EXERCISE DETAILS
Identify all lines in the listing that include the word "detached", and copy them out.

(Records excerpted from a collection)

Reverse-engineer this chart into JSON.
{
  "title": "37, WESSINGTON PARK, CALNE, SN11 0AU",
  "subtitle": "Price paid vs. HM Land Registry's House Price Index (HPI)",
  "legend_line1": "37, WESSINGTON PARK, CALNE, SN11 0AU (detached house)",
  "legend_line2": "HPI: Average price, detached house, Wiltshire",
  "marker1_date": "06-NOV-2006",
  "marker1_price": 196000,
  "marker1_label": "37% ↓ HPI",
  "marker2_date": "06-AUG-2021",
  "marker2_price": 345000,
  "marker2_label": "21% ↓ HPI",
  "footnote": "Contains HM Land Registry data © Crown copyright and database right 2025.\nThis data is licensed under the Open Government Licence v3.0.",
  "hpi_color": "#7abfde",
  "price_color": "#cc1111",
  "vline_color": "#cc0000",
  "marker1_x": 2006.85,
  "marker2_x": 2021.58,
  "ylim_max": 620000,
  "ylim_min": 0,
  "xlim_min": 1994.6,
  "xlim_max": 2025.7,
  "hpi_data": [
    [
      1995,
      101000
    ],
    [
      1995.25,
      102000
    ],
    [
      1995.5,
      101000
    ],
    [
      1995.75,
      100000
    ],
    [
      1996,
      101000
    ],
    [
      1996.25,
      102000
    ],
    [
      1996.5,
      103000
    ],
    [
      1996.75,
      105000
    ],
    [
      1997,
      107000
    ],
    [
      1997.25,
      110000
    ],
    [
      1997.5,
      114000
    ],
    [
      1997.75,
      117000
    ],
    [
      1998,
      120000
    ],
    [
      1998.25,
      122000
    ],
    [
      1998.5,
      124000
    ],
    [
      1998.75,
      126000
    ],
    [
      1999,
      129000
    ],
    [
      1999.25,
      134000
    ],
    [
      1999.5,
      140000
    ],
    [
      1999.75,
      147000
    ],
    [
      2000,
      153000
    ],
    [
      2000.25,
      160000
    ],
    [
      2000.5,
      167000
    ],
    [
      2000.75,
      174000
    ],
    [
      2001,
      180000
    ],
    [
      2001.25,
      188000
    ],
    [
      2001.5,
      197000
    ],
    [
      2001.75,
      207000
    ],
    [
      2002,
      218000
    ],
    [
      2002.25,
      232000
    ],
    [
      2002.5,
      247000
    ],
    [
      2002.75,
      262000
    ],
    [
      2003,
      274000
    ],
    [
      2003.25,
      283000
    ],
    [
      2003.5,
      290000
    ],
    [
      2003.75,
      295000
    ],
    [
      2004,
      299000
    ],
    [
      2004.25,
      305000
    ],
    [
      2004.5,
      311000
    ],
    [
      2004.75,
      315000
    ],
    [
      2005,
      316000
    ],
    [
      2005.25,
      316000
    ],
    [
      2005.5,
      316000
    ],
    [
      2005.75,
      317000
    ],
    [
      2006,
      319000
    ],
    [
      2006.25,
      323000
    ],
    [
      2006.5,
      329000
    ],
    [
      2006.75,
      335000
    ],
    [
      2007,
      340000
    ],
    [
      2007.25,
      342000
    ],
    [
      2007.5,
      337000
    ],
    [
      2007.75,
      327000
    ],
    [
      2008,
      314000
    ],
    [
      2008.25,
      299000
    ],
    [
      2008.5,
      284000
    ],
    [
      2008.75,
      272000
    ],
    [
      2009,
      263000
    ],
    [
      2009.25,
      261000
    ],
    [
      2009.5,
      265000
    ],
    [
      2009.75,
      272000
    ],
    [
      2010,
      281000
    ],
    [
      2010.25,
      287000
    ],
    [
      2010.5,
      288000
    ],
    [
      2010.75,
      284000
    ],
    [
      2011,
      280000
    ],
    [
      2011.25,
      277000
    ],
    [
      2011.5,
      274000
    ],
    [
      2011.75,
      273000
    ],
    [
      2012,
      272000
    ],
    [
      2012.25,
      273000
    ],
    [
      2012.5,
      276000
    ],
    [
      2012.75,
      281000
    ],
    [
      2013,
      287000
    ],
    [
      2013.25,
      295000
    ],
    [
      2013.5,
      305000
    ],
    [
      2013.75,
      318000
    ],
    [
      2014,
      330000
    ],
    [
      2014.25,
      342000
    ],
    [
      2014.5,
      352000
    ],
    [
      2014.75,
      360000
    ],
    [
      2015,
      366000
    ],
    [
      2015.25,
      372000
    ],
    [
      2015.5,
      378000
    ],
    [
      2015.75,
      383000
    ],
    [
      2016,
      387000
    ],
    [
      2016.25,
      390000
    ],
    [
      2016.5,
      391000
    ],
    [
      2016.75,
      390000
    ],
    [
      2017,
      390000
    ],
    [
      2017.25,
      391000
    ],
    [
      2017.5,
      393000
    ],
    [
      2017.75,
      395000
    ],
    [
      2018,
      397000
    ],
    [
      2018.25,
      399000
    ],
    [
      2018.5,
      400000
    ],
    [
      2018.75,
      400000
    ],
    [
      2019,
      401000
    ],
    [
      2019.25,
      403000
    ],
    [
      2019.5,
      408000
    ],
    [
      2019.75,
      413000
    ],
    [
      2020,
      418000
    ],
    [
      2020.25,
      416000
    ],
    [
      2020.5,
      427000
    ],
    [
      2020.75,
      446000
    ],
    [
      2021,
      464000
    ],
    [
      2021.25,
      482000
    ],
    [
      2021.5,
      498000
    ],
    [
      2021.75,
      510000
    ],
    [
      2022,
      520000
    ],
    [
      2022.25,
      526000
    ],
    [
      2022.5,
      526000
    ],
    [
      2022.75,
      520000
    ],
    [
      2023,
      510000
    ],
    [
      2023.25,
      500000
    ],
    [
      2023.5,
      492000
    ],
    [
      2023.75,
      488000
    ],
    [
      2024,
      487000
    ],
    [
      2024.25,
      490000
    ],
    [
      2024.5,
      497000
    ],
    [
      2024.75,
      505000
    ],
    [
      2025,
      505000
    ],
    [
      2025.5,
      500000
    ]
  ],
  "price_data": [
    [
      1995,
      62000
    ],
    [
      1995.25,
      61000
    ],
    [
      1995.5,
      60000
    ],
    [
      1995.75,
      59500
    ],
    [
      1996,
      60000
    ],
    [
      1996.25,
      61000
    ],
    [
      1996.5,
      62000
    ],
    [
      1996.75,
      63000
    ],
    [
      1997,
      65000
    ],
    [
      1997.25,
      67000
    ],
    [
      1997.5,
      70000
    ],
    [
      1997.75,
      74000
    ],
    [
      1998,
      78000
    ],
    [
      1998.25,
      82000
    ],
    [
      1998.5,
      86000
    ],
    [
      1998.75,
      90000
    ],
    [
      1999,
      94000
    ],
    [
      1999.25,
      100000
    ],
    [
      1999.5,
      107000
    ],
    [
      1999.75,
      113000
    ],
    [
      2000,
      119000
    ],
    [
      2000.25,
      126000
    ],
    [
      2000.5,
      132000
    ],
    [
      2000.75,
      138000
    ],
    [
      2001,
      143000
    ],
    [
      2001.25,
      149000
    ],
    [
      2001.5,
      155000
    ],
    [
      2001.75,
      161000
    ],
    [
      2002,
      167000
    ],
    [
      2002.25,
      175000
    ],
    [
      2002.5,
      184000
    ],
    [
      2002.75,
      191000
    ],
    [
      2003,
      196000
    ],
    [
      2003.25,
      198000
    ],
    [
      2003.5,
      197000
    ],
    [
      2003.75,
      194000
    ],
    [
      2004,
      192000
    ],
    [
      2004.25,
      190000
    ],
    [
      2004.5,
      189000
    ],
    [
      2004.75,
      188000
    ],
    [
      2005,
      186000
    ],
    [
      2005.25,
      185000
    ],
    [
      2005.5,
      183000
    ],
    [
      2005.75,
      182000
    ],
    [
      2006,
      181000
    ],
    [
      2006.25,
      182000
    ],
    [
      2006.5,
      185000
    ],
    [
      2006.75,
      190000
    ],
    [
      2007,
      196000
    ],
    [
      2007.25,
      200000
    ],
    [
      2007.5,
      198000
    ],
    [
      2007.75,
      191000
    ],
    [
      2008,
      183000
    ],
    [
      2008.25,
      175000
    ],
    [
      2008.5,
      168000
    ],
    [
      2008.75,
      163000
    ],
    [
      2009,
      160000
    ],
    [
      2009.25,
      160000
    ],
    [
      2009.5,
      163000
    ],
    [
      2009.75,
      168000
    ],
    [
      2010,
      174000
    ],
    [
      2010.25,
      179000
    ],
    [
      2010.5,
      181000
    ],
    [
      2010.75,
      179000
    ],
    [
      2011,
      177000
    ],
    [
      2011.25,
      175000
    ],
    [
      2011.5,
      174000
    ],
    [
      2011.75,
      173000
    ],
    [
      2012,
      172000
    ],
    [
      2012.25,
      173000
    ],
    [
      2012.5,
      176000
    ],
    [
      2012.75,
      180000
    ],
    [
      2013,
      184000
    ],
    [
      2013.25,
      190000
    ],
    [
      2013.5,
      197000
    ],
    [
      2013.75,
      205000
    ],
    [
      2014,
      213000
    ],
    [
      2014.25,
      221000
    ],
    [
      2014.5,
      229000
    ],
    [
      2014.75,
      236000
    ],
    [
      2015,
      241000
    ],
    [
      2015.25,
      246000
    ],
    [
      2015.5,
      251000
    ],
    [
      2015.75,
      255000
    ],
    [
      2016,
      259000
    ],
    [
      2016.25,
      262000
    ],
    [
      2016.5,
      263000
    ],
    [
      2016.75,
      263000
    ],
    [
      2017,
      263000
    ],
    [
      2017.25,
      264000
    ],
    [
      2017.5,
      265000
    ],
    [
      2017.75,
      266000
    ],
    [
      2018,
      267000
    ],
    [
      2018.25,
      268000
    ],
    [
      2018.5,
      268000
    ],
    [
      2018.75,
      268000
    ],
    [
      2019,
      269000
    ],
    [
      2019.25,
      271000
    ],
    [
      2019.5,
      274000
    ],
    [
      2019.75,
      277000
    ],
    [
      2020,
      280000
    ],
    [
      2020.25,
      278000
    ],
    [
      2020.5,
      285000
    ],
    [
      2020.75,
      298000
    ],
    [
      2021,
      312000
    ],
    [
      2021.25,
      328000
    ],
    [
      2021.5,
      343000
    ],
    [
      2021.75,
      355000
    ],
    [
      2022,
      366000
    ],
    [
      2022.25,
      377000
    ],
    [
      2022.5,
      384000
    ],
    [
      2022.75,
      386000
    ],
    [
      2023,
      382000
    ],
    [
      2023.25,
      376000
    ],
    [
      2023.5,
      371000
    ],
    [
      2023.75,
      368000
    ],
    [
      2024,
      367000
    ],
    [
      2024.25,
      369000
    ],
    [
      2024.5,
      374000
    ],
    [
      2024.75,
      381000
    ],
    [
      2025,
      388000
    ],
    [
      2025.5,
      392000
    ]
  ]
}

ANSWER FOR THE TASK
  "legend_line1": "37, WESSINGTON PARK, CALNE, SN11 0AU (detached house)",
  "legend_line2": "HPI: Average price, detached house, Wiltshire",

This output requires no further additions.